◆ **EXERCISE DETAILS**
Without omitting anything, retype the data that follows.

◆ **AVAILABLE RECORDS**

'''

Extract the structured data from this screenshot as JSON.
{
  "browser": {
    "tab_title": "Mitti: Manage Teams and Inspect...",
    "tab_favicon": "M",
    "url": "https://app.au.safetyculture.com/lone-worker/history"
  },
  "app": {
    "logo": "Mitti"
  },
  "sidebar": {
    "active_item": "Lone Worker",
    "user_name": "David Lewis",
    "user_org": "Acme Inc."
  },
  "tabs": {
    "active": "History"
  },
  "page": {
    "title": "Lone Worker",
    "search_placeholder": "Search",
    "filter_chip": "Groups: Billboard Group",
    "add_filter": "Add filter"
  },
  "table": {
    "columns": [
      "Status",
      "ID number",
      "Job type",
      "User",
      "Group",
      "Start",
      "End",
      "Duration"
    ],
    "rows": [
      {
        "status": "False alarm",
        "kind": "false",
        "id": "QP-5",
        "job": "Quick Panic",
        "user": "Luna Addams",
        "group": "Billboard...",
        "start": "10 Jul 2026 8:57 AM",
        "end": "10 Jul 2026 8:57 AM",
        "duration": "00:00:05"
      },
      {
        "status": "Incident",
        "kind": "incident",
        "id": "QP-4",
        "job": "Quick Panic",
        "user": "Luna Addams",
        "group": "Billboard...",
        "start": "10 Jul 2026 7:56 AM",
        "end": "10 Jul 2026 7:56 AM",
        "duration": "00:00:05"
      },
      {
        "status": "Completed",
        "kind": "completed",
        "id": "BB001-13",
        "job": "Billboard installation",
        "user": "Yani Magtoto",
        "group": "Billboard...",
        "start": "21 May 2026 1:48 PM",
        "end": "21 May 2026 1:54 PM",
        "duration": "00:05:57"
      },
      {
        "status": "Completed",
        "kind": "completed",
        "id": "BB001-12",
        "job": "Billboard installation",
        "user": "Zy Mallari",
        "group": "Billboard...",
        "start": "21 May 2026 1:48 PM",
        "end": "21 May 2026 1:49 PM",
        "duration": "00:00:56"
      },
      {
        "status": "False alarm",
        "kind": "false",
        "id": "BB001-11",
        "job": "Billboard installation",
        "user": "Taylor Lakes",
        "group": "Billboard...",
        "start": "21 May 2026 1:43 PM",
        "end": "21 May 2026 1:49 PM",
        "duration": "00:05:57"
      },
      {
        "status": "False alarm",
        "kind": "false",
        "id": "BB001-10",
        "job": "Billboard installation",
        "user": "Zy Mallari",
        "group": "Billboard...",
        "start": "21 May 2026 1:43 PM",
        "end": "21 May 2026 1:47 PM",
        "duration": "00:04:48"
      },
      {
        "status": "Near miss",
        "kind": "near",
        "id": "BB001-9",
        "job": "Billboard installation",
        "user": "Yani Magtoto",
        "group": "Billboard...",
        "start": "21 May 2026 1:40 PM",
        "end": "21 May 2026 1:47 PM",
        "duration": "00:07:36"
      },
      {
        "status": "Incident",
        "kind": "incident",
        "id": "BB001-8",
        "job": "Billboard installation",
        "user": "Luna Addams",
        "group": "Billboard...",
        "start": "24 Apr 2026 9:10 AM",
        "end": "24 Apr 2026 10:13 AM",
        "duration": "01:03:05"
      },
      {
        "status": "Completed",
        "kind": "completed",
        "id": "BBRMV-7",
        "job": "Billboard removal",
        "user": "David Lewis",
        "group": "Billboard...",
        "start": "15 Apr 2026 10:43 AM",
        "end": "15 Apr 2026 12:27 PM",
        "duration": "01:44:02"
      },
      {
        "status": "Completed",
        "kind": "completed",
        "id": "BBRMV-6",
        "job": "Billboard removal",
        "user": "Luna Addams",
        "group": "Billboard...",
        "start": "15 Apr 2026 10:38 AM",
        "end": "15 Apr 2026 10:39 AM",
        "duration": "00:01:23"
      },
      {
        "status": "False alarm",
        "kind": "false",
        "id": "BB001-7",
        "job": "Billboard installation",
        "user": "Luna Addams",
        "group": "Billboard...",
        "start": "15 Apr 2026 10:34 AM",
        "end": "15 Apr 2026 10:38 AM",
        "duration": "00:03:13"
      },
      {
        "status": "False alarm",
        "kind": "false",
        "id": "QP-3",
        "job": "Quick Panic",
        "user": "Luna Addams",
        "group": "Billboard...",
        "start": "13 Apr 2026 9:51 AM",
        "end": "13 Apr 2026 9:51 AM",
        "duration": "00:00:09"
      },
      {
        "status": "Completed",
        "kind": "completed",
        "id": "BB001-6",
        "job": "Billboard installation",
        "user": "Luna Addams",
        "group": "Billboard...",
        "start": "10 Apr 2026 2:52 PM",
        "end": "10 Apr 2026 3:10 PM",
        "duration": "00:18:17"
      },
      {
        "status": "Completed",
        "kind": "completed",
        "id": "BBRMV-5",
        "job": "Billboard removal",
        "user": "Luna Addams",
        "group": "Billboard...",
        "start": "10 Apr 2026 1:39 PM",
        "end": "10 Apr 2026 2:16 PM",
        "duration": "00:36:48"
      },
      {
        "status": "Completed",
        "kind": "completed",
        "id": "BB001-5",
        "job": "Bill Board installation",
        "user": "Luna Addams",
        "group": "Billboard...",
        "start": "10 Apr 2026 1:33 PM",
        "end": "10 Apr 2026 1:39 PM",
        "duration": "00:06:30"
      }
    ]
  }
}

'''

◆ **WRITTEN ANSWER**
Extract the structured data from this screenshot as JSON.
{
  "browser": {
    "tab_title": "Mitti: Manage Teams and Inspect...",
    "tab_favicon": "M",
    "url": "https://app.au.safetyculture.com/lone-worker/history"
  },
  "app": {
    "logo": "Mitti"
  },
  "sidebar": {
    "active_item": "Lone Worker",
    "user_name": "David Lewis",
    "user_org": "Acme Inc."
  },
  "tabs": {
    "active": "History"
  },
  "page": {
    "title": "Lone Worker",
    "search_placeholder": "Search",
    "filter_chip": "Groups: Billboard Group",
    "add_filter": "Add filter"
  },
  "table": {
    "columns": [
      "Status",
      "ID number",
      "Job type",
      "User",
      "Group",
      "Start",
      "End",
      "Duration"
    ],
    "rows": [
      {
        "status": "False alarm",
        "kind": "false",
        "id": "QP-5",
        "job": "Quick Panic",
        "user": "Luna Addams",
        "group": "Billboard...",
        "start": "10 Jul 2026 8:57 AM",
        "end": "10 Jul 2026 8:57 AM",
        "duration": "00:00:05"
      },
      {
        "status": "Incident",
        "kind": "incident",
        "id": "QP-4",
        "job": "Quick Panic",
        "user": "Luna Addams",
        "group": "Billboard...",
        "start": "10 Jul 2026 7:56 AM",
        "end": "10 Jul 2026 7:56 AM",
        "duration": "00:00:05"
      },
      {
        "status": "Completed",
        "kind": "completed",
        "id": "BB001-13",
        "job": "Billboard installation",
        "user": "Yani Magtoto",
        "group": "Billboard...",
        "start": "21 May 2026 1:48 PM",
        "end": "21 May 2026 1:54 PM",
        "duration": "00:05:57"
      },
      {
        "status": "Completed",
        "kind": "completed",
        "id": "BB001-12",
        "job": "Billboard installation",
        "user": "Zy Mallari",
        "group": "Billboard...",
        "start": "21 May 2026 1:48 PM",
        "end": "21 May 2026 1:49 PM",
        "duration": "00:00:56"
      },
      {
        "status": "False alarm",
        "kind": "false",
        "id": "BB001-11",
        "job": "Billboard installation",
        "user": "Taylor Lakes",
        "group": "Billboard...",
        "start": "21 May 2026 1:43 PM",
        "end": "21 May 2026 1:49 PM",
        "duration": "00:05:57"
      },
      {
        "status": "False alarm",
        "kind": "false",
        "id": "BB001-10",
        "job": "Billboard installation",
        "user": "Zy Mallari",
        "group": "Billboard...",
        "start": "21 May 2026 1:43 PM",
        "end": "21 May 2026 1:47 PM",
        "duration": "00:04:48"
      },
      {
        "status": "Near miss",
        "kind": "near",
        "id": "BB001-9",
        "job": "Billboard installation",
        "user": "Yani Magtoto",
        "group": "Billboard...",
        "start": "21 May 2026 1:40 PM",
        "end": "21 May 2026 1:47 PM",
        "duration": "00:07:36"
      },
      {
        "status": "Incident",
        "kind": "incident",
        "id": "BB001-8",
        "job": "Billboard installation",
        "user": "Luna Addams",
        "group": "Billboard...",
        "start": "24 Apr 2026 9:10 AM",
        "end": "24 Apr 2026 10:13 AM",
        "duration": "01:03:05"
      },
      {
        "status": "Completed",
        "kind": "completed",
        "id": "BBRMV-7",
        "job": "Billboard removal",
        "user": "David Lewis",
        "group": "Billboard...",
        "start": "15 Apr 2026 10:43 AM",
        "end": "15 Apr 2026 12:27 PM",
        "duration": "01:44:02"
      },
      {
        "status": "Completed",
        "kind": "completed",
        "id": "BBRMV-6",
        "job": "Billboard removal",
        "user": "Luna Addams",
        "group": "Billboard...",
        "start": "15 Apr 2026 10:38 AM",
        "end": "15 Apr 2026 10:39 AM",
        "duration": "00:01:23"
      },
      {
        "status": "False alarm",
        "kind": "false",
        "id": "BB001-7",
        "job": "Billboard installation",
        "user": "Luna Addams",
        "group": "Billboard...",
        "start": "15 Apr 2026 10:34 AM",
        "end": "15 Apr 2026 10:38 AM",
        "duration": "00:03:13"
      },
      {
        "status": "False alarm",
        "kind": "false",
        "id": "QP-3",
        "job": "Quick Panic",
        "user": "Luna Addams",
        "group": "Billboard...",
        "start": "13 Apr 2026 9:51 AM",
        "end": "13 Apr 2026 9:51 AM",
        "duration": "00:00:09"
      },
      {
        "status": "Completed",
        "kind": "completed",
        "id": "BB001-6",
        "job": "Billboard installation",
        "user": "Luna Addams",
        "group": "Billboard...",
        "start": "10 Apr 2026 2:52 PM",
        "end": "10 Apr 2026 3:10 PM",
        "duration": "00:18:17"
      },
      {
        "status": "Completed",
        "kind": "completed",
        "id": "BBRMV-5",
        "job": "Billboard removal",
        "user": "Luna Addams",
        "group": "Billboard...",
        "start": "10 Apr 2026 1:39 PM",
        "end": "10 Apr 2026 2:16 PM",
        "duration": "00:36:48"
      },
      {
        "status": "Completed",
        "kind": "completed",
        "id": "BB001-5",
        "job": "Bill Board installation",
        "user": "Luna Addams",
        "group": "Billboard...",
        "start": "10 Apr 2026 1:33 PM",
        "end": "10 Apr 2026 1:39 PM",
        "duration": "00:06:30"
      }
    ]
  }
}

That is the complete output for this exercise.